▸ **Records provided**:

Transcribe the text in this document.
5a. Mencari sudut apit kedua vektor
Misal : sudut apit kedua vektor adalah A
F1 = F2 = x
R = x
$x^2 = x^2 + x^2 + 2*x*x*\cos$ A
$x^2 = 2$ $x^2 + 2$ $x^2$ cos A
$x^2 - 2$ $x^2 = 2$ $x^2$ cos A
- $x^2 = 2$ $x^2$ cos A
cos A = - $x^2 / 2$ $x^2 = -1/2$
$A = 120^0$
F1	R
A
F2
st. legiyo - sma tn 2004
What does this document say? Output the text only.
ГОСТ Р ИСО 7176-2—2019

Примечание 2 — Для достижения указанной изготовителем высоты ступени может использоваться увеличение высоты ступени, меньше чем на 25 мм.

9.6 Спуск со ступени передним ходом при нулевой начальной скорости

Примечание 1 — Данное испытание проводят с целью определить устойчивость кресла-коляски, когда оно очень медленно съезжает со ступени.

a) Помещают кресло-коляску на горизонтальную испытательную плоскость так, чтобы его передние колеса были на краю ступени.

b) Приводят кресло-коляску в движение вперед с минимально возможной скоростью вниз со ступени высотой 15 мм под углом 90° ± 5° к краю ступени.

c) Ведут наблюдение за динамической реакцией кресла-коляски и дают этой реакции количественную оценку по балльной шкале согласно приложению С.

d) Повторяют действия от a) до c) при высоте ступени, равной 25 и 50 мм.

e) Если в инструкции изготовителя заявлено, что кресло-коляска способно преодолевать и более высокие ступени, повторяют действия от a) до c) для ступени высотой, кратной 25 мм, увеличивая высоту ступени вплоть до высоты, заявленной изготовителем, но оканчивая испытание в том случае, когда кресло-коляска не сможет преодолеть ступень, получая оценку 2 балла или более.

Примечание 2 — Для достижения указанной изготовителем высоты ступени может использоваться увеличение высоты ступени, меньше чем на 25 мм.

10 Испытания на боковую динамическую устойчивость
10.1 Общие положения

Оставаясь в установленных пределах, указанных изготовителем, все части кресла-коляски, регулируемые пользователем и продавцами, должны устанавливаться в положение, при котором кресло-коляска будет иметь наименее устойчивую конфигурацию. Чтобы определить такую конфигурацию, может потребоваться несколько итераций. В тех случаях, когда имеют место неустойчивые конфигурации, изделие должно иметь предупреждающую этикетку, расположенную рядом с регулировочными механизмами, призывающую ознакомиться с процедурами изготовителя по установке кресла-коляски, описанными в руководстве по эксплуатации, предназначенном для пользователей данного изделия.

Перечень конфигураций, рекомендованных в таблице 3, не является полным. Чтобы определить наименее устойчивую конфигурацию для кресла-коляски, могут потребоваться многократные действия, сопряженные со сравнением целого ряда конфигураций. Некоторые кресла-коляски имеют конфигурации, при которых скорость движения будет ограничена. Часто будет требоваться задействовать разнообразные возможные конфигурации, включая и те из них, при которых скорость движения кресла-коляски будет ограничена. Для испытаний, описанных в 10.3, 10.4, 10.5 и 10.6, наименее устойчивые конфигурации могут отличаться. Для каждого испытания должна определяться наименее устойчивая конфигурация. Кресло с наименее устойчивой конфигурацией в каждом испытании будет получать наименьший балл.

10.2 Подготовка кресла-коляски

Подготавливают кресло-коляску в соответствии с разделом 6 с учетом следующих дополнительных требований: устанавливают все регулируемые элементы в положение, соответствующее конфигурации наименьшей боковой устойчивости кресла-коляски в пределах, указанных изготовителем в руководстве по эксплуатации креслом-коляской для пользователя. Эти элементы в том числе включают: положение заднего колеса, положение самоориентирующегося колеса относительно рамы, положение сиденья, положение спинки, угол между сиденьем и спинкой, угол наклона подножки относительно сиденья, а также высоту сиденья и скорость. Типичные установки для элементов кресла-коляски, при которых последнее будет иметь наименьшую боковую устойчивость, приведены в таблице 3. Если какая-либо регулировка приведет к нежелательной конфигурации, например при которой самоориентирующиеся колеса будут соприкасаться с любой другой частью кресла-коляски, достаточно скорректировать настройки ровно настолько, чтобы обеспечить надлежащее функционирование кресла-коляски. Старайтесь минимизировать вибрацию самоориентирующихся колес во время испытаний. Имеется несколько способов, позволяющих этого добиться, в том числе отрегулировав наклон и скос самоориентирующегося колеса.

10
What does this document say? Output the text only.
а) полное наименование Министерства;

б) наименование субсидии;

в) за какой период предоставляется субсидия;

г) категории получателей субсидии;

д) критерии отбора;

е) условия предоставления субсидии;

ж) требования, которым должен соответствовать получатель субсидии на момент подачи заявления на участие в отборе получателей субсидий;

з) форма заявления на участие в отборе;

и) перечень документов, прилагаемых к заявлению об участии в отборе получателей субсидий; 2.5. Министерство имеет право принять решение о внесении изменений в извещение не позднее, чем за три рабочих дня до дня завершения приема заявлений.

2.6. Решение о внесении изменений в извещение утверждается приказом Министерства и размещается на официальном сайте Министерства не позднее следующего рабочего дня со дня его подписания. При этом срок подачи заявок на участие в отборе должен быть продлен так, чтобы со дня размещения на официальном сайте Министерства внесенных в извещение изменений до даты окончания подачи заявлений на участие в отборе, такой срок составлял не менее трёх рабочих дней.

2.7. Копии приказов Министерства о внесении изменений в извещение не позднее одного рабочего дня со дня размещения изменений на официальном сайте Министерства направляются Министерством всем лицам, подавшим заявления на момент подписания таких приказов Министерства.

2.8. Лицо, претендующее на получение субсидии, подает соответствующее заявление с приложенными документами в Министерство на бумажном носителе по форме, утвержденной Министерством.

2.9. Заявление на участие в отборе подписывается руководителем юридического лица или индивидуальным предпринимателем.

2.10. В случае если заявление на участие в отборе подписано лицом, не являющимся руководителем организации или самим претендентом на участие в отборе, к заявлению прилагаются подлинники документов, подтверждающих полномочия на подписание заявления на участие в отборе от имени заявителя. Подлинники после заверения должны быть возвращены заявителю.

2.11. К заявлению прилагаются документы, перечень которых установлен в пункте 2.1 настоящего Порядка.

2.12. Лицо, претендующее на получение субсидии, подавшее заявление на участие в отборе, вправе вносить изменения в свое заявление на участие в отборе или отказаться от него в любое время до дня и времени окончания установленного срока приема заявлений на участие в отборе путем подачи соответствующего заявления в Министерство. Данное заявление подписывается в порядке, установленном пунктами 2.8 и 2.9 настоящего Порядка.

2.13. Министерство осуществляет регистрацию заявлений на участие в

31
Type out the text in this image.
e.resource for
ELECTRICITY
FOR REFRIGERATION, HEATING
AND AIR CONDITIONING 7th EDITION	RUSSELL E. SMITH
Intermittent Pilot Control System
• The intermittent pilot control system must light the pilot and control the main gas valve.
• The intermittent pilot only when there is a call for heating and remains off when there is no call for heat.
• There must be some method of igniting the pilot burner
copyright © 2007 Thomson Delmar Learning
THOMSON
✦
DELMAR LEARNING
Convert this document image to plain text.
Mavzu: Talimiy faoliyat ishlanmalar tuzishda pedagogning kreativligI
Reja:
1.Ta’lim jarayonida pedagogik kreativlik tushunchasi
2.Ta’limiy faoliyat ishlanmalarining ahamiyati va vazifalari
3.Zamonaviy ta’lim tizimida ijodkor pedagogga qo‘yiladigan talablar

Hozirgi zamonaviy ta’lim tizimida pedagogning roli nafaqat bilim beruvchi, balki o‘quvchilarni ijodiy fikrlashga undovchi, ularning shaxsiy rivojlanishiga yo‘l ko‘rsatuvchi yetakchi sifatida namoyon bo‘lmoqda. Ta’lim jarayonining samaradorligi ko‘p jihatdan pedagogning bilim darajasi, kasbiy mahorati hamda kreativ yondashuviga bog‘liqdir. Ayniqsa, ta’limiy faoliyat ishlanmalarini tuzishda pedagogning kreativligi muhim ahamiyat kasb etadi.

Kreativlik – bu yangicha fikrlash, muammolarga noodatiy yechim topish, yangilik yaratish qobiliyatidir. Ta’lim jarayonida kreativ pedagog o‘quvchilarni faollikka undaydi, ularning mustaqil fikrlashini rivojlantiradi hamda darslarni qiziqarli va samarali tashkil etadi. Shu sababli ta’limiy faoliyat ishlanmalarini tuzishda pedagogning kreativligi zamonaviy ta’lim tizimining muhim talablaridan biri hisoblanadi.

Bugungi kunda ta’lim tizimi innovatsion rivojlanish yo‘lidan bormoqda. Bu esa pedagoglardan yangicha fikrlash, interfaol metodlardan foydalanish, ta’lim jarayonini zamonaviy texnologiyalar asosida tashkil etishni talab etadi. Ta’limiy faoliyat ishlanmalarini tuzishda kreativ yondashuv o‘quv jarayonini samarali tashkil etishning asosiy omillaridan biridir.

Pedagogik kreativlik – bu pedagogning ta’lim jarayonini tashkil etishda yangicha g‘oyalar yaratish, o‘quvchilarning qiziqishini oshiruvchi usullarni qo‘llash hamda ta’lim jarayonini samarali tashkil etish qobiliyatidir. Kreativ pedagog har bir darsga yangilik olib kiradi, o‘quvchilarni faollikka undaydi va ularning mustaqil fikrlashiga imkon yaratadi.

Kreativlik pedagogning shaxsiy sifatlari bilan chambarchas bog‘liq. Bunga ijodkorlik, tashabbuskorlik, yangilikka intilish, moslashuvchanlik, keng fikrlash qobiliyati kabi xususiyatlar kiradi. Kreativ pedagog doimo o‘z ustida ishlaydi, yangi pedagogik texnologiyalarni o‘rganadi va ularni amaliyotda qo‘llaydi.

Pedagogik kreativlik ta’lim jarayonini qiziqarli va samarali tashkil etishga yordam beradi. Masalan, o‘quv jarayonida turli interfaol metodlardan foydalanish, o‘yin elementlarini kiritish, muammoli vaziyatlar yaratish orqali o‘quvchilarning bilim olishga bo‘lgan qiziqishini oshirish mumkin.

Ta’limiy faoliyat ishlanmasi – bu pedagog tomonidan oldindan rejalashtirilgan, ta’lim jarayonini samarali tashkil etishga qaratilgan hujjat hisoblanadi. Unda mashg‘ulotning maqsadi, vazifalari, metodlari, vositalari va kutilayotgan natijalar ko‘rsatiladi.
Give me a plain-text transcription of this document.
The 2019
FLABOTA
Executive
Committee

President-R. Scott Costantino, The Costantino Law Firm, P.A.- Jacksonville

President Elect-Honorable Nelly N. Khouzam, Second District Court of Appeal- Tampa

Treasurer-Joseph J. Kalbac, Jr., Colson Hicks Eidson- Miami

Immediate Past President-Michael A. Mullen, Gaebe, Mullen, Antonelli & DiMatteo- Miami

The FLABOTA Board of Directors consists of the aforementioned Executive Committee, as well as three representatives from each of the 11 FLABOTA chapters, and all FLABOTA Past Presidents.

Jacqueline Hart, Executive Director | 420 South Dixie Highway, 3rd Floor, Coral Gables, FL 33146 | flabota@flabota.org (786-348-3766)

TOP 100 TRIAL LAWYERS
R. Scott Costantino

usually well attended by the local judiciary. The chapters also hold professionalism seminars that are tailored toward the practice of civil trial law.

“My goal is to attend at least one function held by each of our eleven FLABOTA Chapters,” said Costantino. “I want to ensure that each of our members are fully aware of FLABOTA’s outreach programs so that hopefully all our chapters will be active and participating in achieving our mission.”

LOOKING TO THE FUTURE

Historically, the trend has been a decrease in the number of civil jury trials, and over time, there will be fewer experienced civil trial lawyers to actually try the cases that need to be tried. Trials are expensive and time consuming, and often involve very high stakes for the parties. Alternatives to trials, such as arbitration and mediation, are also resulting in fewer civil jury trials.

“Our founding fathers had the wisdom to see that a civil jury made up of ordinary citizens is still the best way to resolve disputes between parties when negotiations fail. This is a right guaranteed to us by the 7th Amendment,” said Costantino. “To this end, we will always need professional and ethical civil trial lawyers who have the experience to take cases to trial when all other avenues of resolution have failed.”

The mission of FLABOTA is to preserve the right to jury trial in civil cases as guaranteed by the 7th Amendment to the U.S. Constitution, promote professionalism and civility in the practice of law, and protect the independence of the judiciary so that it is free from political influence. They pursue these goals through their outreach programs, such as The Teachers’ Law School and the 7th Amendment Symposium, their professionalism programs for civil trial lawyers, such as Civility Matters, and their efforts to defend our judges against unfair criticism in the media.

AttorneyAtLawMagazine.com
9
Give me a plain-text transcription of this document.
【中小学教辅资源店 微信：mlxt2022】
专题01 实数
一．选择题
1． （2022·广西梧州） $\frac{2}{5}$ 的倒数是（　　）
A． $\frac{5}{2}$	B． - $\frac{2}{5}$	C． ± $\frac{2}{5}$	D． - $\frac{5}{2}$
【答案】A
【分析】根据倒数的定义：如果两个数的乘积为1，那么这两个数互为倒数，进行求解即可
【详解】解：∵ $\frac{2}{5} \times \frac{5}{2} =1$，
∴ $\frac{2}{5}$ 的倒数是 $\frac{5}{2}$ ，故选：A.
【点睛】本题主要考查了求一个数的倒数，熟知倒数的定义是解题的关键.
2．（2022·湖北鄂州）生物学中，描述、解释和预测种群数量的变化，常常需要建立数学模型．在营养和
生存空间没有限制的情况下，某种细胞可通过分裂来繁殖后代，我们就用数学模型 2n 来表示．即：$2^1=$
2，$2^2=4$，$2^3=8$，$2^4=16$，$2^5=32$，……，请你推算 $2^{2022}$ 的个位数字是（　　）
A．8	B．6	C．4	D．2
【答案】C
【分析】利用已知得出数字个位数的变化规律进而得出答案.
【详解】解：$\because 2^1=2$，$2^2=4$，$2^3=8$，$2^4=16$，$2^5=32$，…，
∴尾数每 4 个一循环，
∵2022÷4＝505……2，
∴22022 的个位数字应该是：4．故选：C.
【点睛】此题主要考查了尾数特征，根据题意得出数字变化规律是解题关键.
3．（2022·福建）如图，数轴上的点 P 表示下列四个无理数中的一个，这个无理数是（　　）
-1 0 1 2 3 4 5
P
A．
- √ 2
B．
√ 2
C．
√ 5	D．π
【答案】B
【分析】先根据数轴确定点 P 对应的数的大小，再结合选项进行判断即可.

▸ **Exercise goal**: Of the lines in the entries, how many include the word "приема"? State only the number.

▸ **Reply**: 2